Find the lines containing "больше" and say how many there are, with no other words.

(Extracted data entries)
··········
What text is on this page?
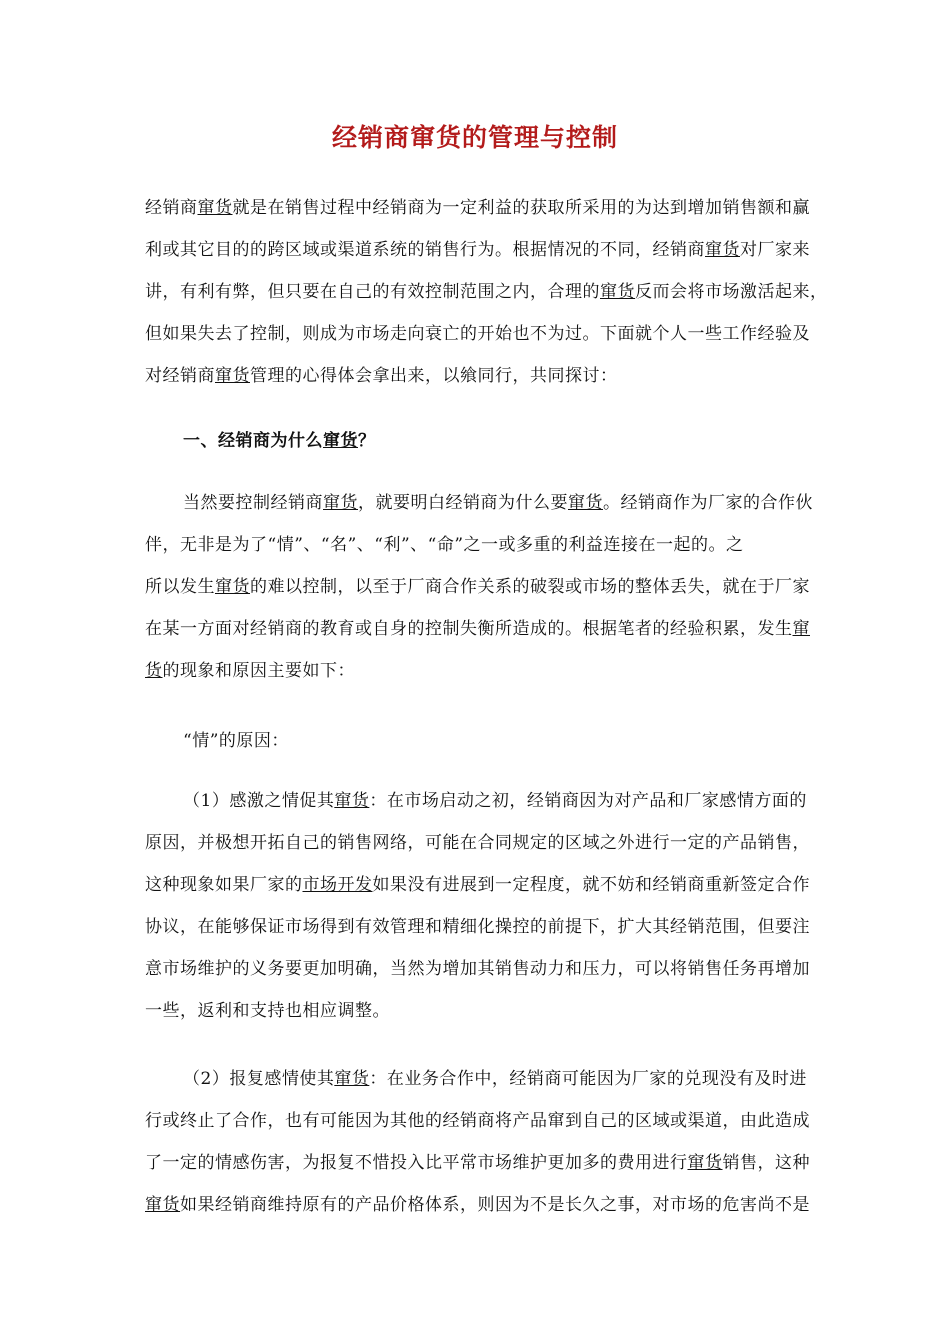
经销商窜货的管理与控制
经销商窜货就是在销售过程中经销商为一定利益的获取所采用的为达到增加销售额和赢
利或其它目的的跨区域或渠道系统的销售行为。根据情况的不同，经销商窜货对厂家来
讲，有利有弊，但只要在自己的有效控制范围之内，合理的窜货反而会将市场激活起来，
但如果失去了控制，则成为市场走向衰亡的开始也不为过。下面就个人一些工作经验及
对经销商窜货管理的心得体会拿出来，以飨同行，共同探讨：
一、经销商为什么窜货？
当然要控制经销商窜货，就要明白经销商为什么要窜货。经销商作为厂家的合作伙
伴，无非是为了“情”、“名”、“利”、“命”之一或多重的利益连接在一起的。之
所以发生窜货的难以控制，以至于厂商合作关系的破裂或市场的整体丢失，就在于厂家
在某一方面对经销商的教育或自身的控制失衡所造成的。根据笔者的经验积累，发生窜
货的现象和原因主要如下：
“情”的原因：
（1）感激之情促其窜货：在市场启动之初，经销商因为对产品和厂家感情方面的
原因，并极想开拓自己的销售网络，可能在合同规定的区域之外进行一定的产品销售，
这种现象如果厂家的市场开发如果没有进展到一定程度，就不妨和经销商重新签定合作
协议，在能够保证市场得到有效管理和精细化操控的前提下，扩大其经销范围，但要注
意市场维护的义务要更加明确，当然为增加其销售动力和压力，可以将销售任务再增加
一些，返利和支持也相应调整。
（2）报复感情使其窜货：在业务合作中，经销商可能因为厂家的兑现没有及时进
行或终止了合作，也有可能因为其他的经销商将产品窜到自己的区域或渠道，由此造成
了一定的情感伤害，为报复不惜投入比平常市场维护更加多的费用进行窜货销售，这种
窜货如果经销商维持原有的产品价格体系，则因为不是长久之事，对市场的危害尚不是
··········
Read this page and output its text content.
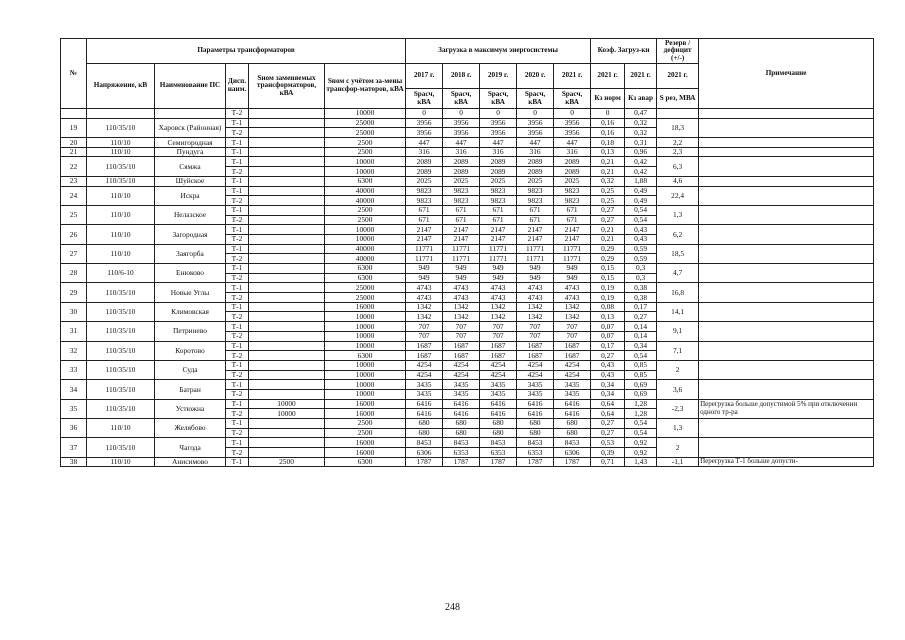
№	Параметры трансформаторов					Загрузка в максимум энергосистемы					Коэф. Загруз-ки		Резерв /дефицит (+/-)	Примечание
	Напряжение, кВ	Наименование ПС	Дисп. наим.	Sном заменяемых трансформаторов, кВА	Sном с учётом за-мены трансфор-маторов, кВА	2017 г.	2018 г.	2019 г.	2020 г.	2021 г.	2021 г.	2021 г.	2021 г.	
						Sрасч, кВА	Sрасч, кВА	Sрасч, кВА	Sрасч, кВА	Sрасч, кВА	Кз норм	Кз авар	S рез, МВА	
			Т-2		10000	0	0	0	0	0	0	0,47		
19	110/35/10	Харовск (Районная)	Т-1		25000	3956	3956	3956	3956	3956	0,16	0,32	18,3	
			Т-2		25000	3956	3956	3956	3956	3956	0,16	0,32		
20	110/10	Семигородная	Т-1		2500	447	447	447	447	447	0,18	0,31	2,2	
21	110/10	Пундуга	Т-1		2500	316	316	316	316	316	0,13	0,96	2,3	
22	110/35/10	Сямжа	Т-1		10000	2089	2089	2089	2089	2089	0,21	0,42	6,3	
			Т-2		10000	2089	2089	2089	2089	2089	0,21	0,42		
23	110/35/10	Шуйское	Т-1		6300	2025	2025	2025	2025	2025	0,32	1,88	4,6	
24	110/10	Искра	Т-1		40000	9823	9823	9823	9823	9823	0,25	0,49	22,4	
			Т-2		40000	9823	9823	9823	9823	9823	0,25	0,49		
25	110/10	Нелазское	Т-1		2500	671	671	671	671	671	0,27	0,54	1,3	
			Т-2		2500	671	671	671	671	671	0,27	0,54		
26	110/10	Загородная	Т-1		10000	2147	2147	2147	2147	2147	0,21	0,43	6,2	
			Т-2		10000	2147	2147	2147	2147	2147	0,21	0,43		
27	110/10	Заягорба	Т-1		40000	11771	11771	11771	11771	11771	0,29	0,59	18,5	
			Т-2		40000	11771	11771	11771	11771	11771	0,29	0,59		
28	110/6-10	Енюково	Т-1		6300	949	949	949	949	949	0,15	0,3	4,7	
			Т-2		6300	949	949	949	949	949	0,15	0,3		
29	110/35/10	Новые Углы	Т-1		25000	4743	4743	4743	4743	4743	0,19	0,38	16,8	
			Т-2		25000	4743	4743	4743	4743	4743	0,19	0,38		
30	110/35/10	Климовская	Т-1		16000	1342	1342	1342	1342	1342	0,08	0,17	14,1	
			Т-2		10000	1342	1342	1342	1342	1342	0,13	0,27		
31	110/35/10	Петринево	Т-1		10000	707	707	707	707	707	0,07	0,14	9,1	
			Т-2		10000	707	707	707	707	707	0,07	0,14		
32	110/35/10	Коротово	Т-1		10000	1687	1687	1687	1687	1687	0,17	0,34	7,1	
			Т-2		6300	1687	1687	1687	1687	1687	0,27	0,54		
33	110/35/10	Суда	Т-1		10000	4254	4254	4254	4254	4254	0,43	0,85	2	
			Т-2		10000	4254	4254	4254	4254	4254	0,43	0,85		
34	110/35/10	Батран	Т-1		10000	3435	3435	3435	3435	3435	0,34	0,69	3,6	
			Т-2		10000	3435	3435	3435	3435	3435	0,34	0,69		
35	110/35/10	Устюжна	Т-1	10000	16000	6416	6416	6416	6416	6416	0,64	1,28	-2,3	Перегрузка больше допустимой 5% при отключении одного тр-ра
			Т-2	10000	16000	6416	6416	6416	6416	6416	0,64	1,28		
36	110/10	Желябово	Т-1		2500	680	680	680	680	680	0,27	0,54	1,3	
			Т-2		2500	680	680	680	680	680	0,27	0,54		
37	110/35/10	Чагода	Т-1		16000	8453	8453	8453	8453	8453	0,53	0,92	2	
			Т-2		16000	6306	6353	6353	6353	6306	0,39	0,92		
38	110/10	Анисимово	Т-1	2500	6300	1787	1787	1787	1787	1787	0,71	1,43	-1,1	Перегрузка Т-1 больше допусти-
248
··········
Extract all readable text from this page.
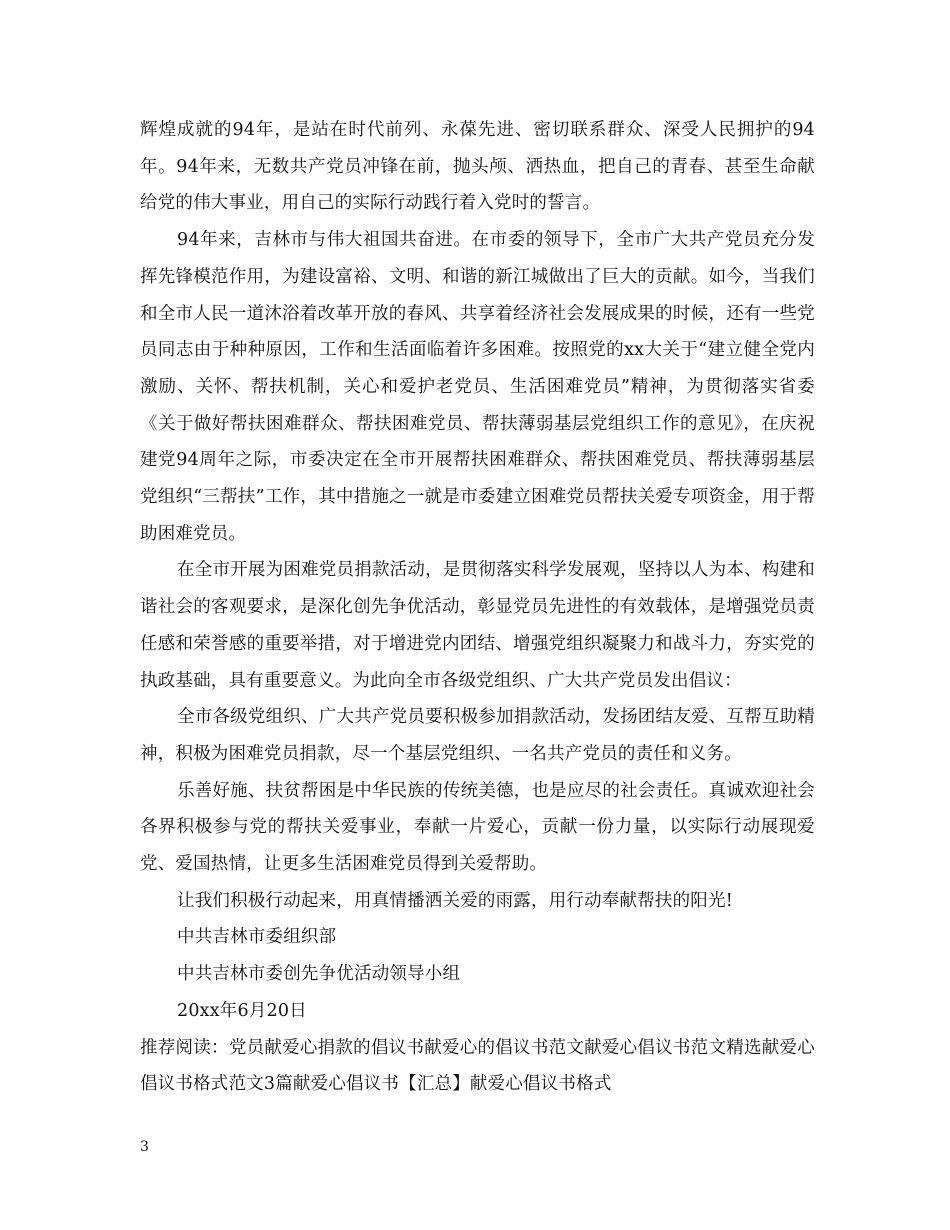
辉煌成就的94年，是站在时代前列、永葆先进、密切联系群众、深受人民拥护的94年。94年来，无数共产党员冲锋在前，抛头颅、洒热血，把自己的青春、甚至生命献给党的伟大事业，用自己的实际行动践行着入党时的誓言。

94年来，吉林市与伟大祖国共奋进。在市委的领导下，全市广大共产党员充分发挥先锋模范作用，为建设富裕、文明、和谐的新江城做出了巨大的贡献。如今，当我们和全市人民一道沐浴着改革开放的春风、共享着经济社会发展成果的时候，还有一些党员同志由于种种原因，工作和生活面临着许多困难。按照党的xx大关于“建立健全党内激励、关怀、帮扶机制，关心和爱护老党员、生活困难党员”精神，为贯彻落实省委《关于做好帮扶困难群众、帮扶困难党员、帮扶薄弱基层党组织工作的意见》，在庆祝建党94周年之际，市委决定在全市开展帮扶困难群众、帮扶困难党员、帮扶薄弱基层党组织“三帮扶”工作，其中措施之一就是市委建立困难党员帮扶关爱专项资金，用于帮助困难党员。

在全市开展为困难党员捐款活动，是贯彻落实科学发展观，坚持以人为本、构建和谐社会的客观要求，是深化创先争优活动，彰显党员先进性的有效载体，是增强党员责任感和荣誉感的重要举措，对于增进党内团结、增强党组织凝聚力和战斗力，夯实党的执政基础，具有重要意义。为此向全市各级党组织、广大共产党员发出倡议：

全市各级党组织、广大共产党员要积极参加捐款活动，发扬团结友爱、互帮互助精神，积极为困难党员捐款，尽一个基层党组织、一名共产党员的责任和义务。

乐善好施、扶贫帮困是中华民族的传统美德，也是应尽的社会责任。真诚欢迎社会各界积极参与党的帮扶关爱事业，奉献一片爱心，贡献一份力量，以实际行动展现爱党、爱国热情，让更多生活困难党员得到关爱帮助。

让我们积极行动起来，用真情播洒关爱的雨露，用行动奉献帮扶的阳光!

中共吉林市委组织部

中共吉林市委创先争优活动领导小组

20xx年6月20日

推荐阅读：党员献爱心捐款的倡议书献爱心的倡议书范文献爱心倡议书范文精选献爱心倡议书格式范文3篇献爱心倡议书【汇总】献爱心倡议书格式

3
··········
### Reply to the exercise
2